▶

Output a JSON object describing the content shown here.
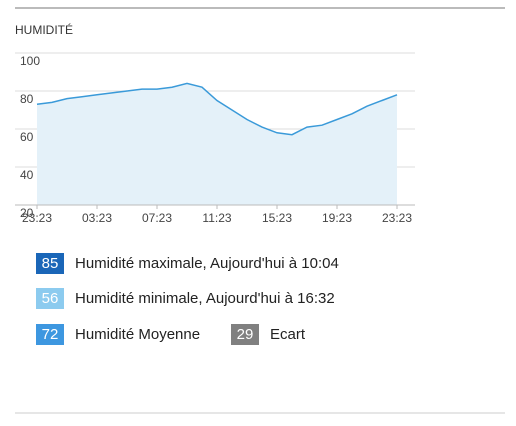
{
  "chart_data": {
    "type": "area",
    "title": "HUMIDITÉ",
    "categories": [
      "23:23",
      null,
      null,
      null,
      "03:23",
      null,
      null,
      null,
      "07:23",
      null,
      null,
      null,
      "11:23",
      null,
      null,
      null,
      "15:23",
      null,
      null,
      null,
      "19:23",
      null,
      null,
      null,
      "23:23"
    ],
    "values": [
      73,
      74,
      76,
      77,
      78,
      79,
      80,
      81,
      81,
      82,
      84,
      82,
      75,
      70,
      65,
      61,
      58,
      57,
      61,
      62,
      65,
      68,
      72,
      75,
      78
    ],
    "color": "#3a9ad9",
    "fill": "#e4f1f9",
    "ylim": [
      20,
      100
    ],
    "yticks": [
      20,
      40,
      60,
      80,
      100
    ],
    "grid": true
  },
  "stats": [
    {
      "value": 85,
      "label": "Humidité maximale, Aujourd'hui à 10:04",
      "color": "#1a66b8"
    },
    {
      "value": 56,
      "label": "Humidité minimale, Aujourd'hui à 16:32",
      "color": "#8ccbef"
    },
    {
      "value": 72,
      "label": "Humidité Moyenne",
      "color": "#3d97e0"
    },
    {
      "value": 29,
      "label": "Ecart",
      "color": "#808080"
    }
  ]
}
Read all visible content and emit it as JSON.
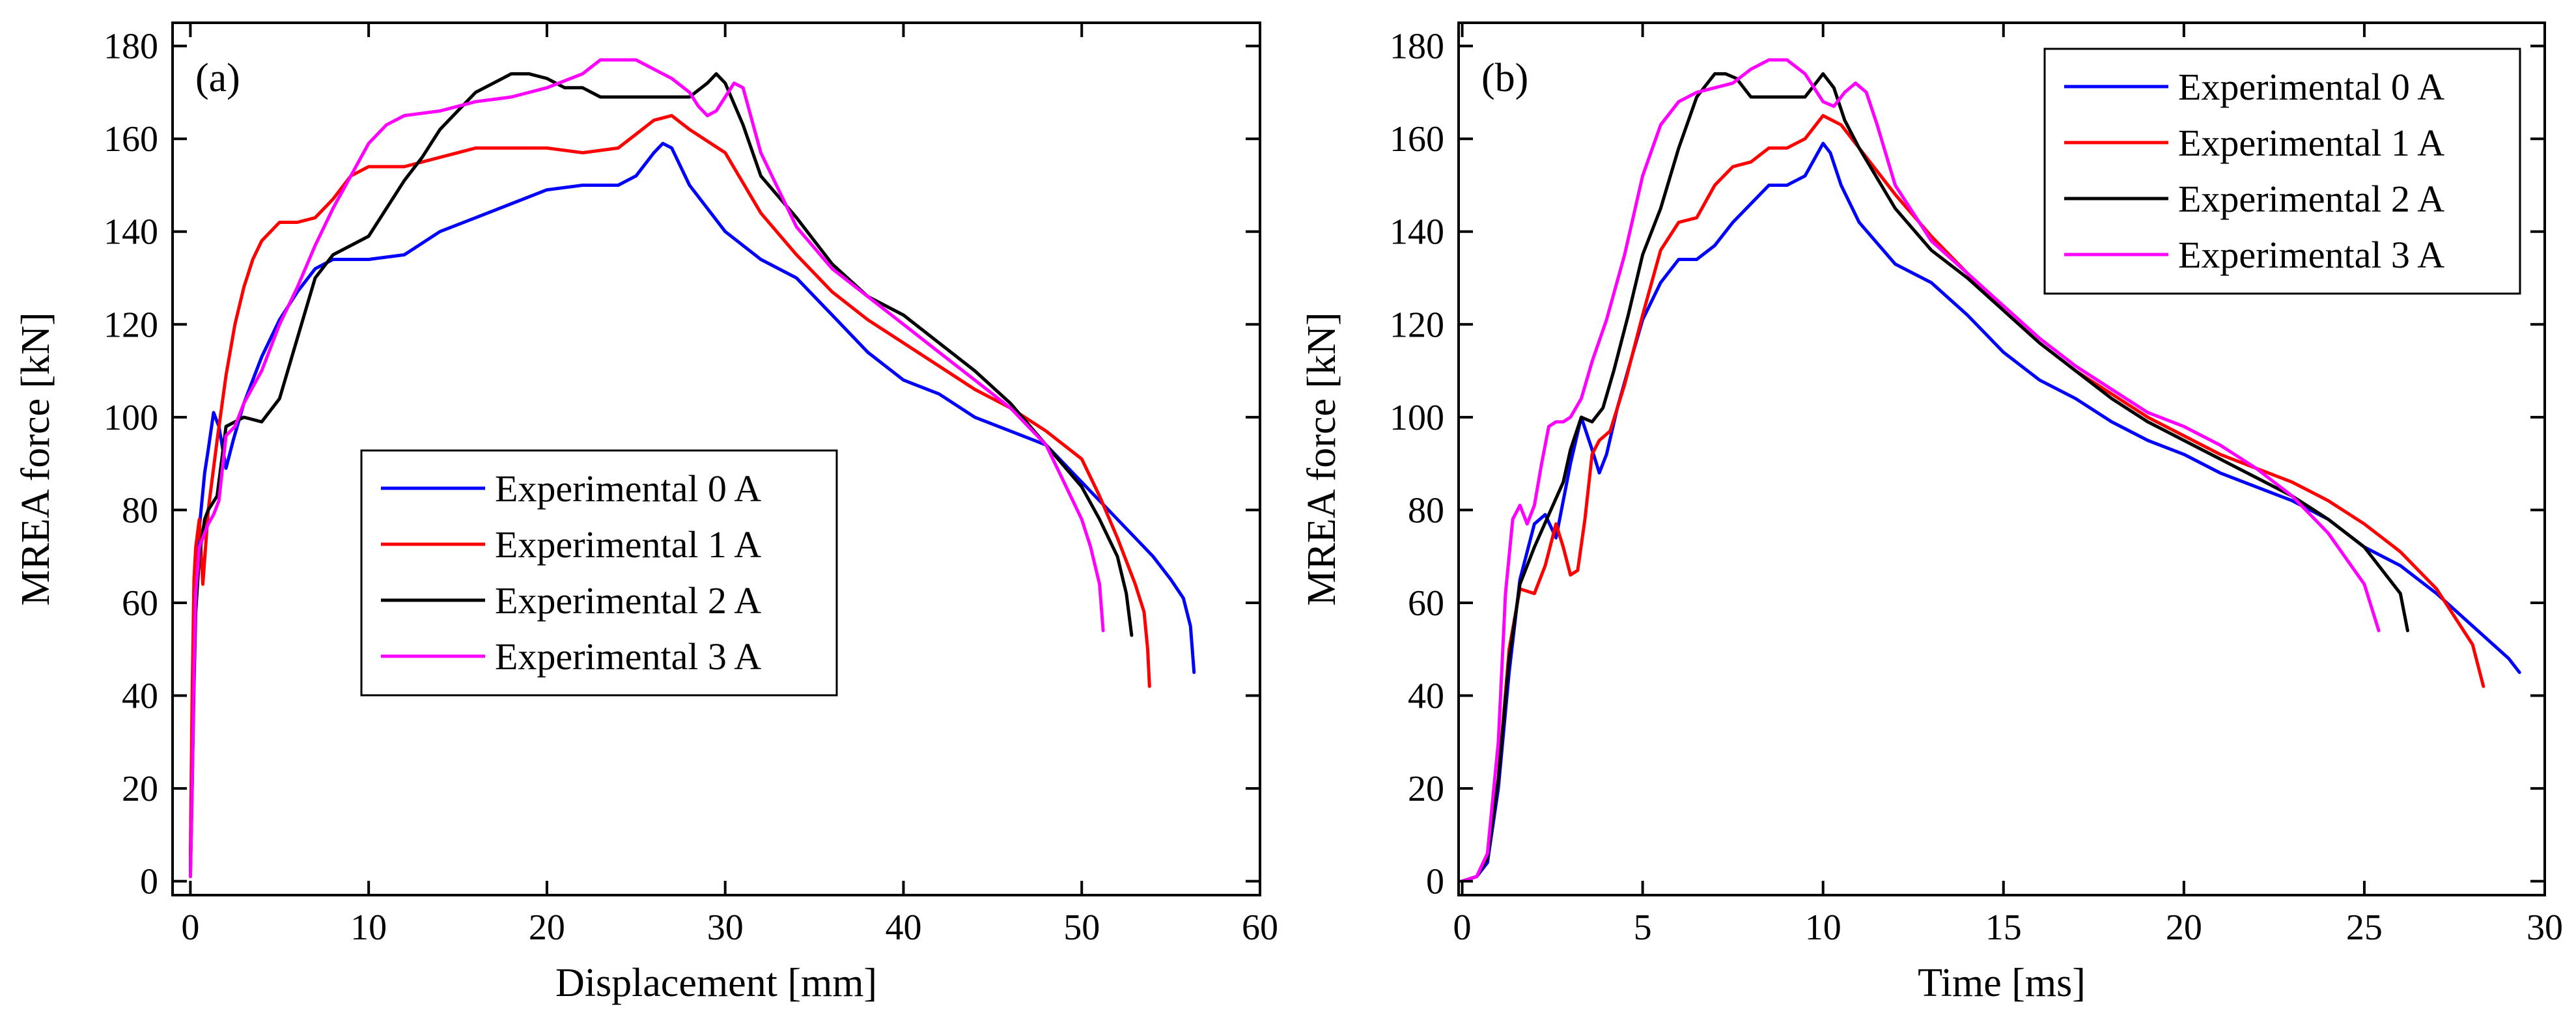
{
  "chart_data": [
    {
      "type": "line",
      "panel_label": "(a)",
      "xlabel": "Displacement [mm]",
      "ylabel": "MREA force [kN]",
      "xlim": [
        -1,
        60
      ],
      "ylim": [
        -3,
        185
      ],
      "xticks": [
        0,
        10,
        20,
        30,
        40,
        50,
        60
      ],
      "yticks": [
        0,
        20,
        40,
        60,
        80,
        100,
        120,
        140,
        160,
        180
      ],
      "xtick_labels": [
        "0",
        "10",
        "20",
        "30",
        "40",
        "50",
        "60"
      ],
      "ytick_labels": [
        "0",
        "20",
        "40",
        "60",
        "80",
        "100",
        "120",
        "140",
        "160",
        "180"
      ],
      "legend_position": "center",
      "legend_entries": [
        "Experimental 0 A",
        "Experimental 1 A",
        "Experimental 2 A",
        "Experimental 3 A"
      ],
      "series": [
        {
          "name": "Experimental 0 A",
          "color": "#0000ff",
          "x": [
            0,
            0.1,
            0.2,
            0.3,
            0.4,
            0.6,
            0.8,
            1.0,
            1.3,
            1.6,
            2.0,
            2.4,
            3.0,
            4.0,
            5.0,
            6.0,
            7.0,
            8.0,
            10.0,
            12.0,
            14.0,
            16.0,
            18.0,
            20.0,
            22.0,
            24.0,
            25.0,
            26.0,
            26.5,
            27.0,
            28.0,
            30.0,
            32.0,
            34.0,
            36.0,
            38.0,
            40.0,
            42.0,
            44.0,
            46.0,
            48.0,
            50.0,
            52.0,
            54.0,
            55.0,
            55.7,
            56.1,
            56.2,
            56.3
          ],
          "y": [
            2,
            30,
            55,
            68,
            72,
            80,
            88,
            93,
            101,
            98,
            89,
            95,
            103,
            113,
            121,
            127,
            132,
            134,
            134,
            135,
            140,
            143,
            146,
            149,
            150,
            150,
            152,
            157,
            159,
            158,
            150,
            140,
            134,
            130,
            122,
            114,
            108,
            105,
            100,
            97,
            94,
            86,
            78,
            70,
            65,
            61,
            55,
            50,
            45
          ]
        },
        {
          "name": "Experimental 1 A",
          "color": "#ff0000",
          "x": [
            0,
            0.1,
            0.2,
            0.3,
            0.5,
            0.7,
            1.0,
            1.5,
            2.0,
            2.5,
            3.0,
            3.5,
            4.0,
            4.5,
            5.0,
            5.5,
            6.0,
            7.0,
            8.0,
            9.0,
            10.0,
            12.0,
            14.0,
            16.0,
            18.0,
            20.0,
            22.0,
            24.0,
            25.0,
            26.0,
            27.0,
            28.0,
            30.0,
            32.0,
            34.0,
            36.0,
            38.0,
            40.0,
            42.0,
            44.0,
            46.0,
            48.0,
            50.0,
            51.0,
            52.0,
            53.0,
            53.5,
            53.7,
            53.8
          ],
          "y": [
            5,
            40,
            65,
            72,
            78,
            64,
            80,
            95,
            109,
            120,
            128,
            134,
            138,
            140,
            142,
            142,
            142,
            143,
            147,
            152,
            154,
            154,
            156,
            158,
            158,
            158,
            157,
            158,
            161,
            164,
            165,
            162,
            157,
            144,
            135,
            127,
            121,
            116,
            111,
            106,
            102,
            97,
            91,
            83,
            74,
            64,
            58,
            50,
            42
          ]
        },
        {
          "name": "Experimental 2 A",
          "color": "#000000",
          "x": [
            0,
            0.1,
            0.2,
            0.3,
            0.5,
            0.8,
            1.0,
            1.5,
            2.0,
            3.0,
            4.0,
            5.0,
            6.0,
            7.0,
            8.0,
            9.0,
            10.0,
            11.0,
            12.0,
            13.0,
            14.0,
            15.0,
            16.0,
            17.0,
            18.0,
            19.0,
            20.0,
            21.0,
            22.0,
            23.0,
            25.0,
            27.0,
            28.0,
            29.0,
            29.5,
            30.0,
            31.0,
            32.0,
            34.0,
            36.0,
            38.0,
            40.0,
            42.0,
            44.0,
            46.0,
            48.0,
            50.0,
            51.0,
            52.0,
            52.5,
            52.8
          ],
          "y": [
            1,
            20,
            42,
            58,
            70,
            78,
            80,
            83,
            98,
            100,
            99,
            104,
            117,
            130,
            135,
            137,
            139,
            145,
            151,
            156,
            162,
            166,
            170,
            172,
            174,
            174,
            173,
            171,
            171,
            169,
            169,
            169,
            169,
            172,
            174,
            172,
            163,
            152,
            143,
            133,
            126,
            122,
            116,
            110,
            103,
            94,
            85,
            78,
            70,
            62,
            53
          ]
        },
        {
          "name": "Experimental 3 A",
          "color": "#ff00ff",
          "x": [
            0,
            0.1,
            0.2,
            0.3,
            0.5,
            0.7,
            1.0,
            1.3,
            1.6,
            2.0,
            2.5,
            3.0,
            4.0,
            5.0,
            6.0,
            7.0,
            8.0,
            9.0,
            10.0,
            11.0,
            12.0,
            14.0,
            16.0,
            18.0,
            20.0,
            22.0,
            23.0,
            24.0,
            25.0,
            26.0,
            27.0,
            28.0,
            28.5,
            29.0,
            29.5,
            30.0,
            30.5,
            31.0,
            32.0,
            34.0,
            36.0,
            38.0,
            40.0,
            42.0,
            44.0,
            46.0,
            48.0,
            49.0,
            50.0,
            50.5,
            51.0,
            51.2
          ],
          "y": [
            1,
            20,
            45,
            62,
            72,
            74,
            77,
            79,
            82,
            96,
            98,
            103,
            110,
            120,
            128,
            137,
            145,
            152,
            159,
            163,
            165,
            166,
            168,
            169,
            171,
            174,
            177,
            177,
            177,
            175,
            173,
            170,
            167,
            165,
            166,
            169,
            172,
            171,
            157,
            141,
            132,
            126,
            120,
            114,
            108,
            102,
            94,
            86,
            78,
            72,
            64,
            54
          ]
        }
      ]
    },
    {
      "type": "line",
      "panel_label": "(b)",
      "xlabel": "Time [ms]",
      "ylabel": "MREA force [kN]",
      "xlim": [
        -0.1,
        30
      ],
      "ylim": [
        -3,
        185
      ],
      "xticks": [
        0,
        5,
        10,
        15,
        20,
        25,
        30
      ],
      "yticks": [
        0,
        20,
        40,
        60,
        80,
        100,
        120,
        140,
        160,
        180
      ],
      "xtick_labels": [
        "0",
        "5",
        "10",
        "15",
        "20",
        "25",
        "30"
      ],
      "ytick_labels": [
        "0",
        "20",
        "40",
        "60",
        "80",
        "100",
        "120",
        "140",
        "160",
        "180"
      ],
      "legend_position": "top-right",
      "legend_entries": [
        "Experimental 0 A",
        "Experimental 1 A",
        "Experimental 2 A",
        "Experimental 3 A"
      ],
      "series": [
        {
          "name": "Experimental 0 A",
          "color": "#0000ff",
          "x": [
            0,
            0.4,
            0.7,
            1.0,
            1.3,
            1.6,
            2.0,
            2.3,
            2.6,
            3.0,
            3.3,
            3.6,
            3.8,
            4.0,
            4.3,
            4.7,
            5.0,
            5.5,
            6.0,
            6.5,
            7.0,
            7.5,
            8.0,
            8.5,
            9.0,
            9.5,
            10.0,
            10.2,
            10.5,
            11.0,
            12.0,
            13.0,
            14.0,
            15.0,
            16.0,
            17.0,
            18.0,
            19.0,
            20.0,
            21.0,
            22.0,
            23.0,
            24.0,
            25.0,
            26.0,
            27.0,
            28.0,
            29.0,
            29.3
          ],
          "y": [
            0,
            1,
            4,
            20,
            45,
            65,
            77,
            79,
            74,
            90,
            100,
            93,
            88,
            92,
            102,
            113,
            121,
            129,
            134,
            134,
            137,
            142,
            146,
            150,
            150,
            152,
            159,
            157,
            150,
            142,
            133,
            129,
            122,
            114,
            108,
            104,
            99,
            95,
            92,
            88,
            85,
            82,
            78,
            72,
            68,
            62,
            55,
            48,
            45
          ]
        },
        {
          "name": "Experimental 1 A",
          "color": "#ff0000",
          "x": [
            0,
            0.4,
            0.7,
            1.0,
            1.3,
            1.6,
            2.0,
            2.3,
            2.6,
            2.8,
            3.0,
            3.2,
            3.4,
            3.6,
            3.8,
            4.1,
            4.5,
            5.0,
            5.5,
            6.0,
            6.5,
            7.0,
            7.5,
            8.0,
            8.5,
            9.0,
            9.5,
            10.0,
            10.5,
            11.0,
            12.0,
            13.0,
            14.0,
            15.0,
            16.0,
            17.0,
            18.0,
            19.0,
            20.0,
            21.0,
            22.0,
            23.0,
            24.0,
            25.0,
            26.0,
            27.0,
            28.0,
            28.3
          ],
          "y": [
            0,
            1,
            5,
            22,
            50,
            63,
            62,
            68,
            77,
            72,
            66,
            67,
            78,
            92,
            95,
            97,
            107,
            122,
            136,
            142,
            143,
            150,
            154,
            155,
            158,
            158,
            160,
            165,
            163,
            158,
            148,
            139,
            131,
            123,
            116,
            110,
            105,
            100,
            96,
            92,
            89,
            86,
            82,
            77,
            71,
            63,
            51,
            42
          ]
        },
        {
          "name": "Experimental 2 A",
          "color": "#000000",
          "x": [
            0,
            0.4,
            0.7,
            1.0,
            1.3,
            1.6,
            2.0,
            2.4,
            2.8,
            3.0,
            3.3,
            3.6,
            3.9,
            4.2,
            4.6,
            5.0,
            5.5,
            6.0,
            6.5,
            7.0,
            7.3,
            7.6,
            8.0,
            8.5,
            9.0,
            9.5,
            10.0,
            10.3,
            10.6,
            11.0,
            12.0,
            13.0,
            14.0,
            15.0,
            16.0,
            17.0,
            18.0,
            19.0,
            20.0,
            21.0,
            22.0,
            23.0,
            24.0,
            25.0,
            26.0,
            26.2
          ],
          "y": [
            0,
            1,
            5,
            22,
            48,
            64,
            72,
            79,
            86,
            93,
            100,
            99,
            102,
            110,
            122,
            135,
            145,
            158,
            169,
            174,
            174,
            173,
            169,
            169,
            169,
            169,
            174,
            171,
            164,
            158,
            145,
            136,
            130,
            123,
            116,
            110,
            104,
            99,
            95,
            91,
            87,
            83,
            78,
            72,
            62,
            54
          ]
        },
        {
          "name": "Experimental 3 A",
          "color": "#ff00ff",
          "x": [
            0,
            0.4,
            0.7,
            1.0,
            1.2,
            1.4,
            1.6,
            1.8,
            2.0,
            2.2,
            2.4,
            2.6,
            2.8,
            3.0,
            3.3,
            3.6,
            4.0,
            4.5,
            5.0,
            5.5,
            6.0,
            6.5,
            7.0,
            7.5,
            8.0,
            8.5,
            9.0,
            9.5,
            10.0,
            10.3,
            10.6,
            10.9,
            11.2,
            11.5,
            12.0,
            13.0,
            14.0,
            15.0,
            16.0,
            17.0,
            18.0,
            19.0,
            20.0,
            21.0,
            22.0,
            23.0,
            24.0,
            25.0,
            25.4
          ],
          "y": [
            0,
            1,
            6,
            30,
            62,
            78,
            81,
            77,
            81,
            90,
            98,
            99,
            99,
            100,
            104,
            112,
            121,
            135,
            152,
            163,
            168,
            170,
            171,
            172,
            175,
            177,
            177,
            174,
            168,
            167,
            170,
            172,
            170,
            163,
            150,
            138,
            131,
            124,
            117,
            111,
            106,
            101,
            98,
            94,
            89,
            83,
            75,
            64,
            54
          ]
        }
      ]
    }
  ]
}
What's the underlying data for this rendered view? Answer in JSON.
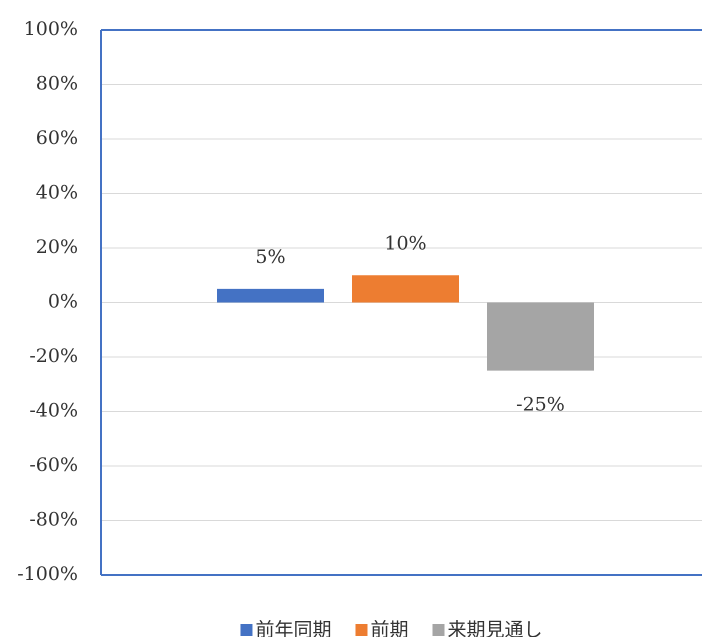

◀

*What needs to be done:*
Pick out the lines containing the word "xlabel" and show them.

*Task solution:*
      "xlabel": "Displacement [mm]",
      "xlabel": "Time [ms]",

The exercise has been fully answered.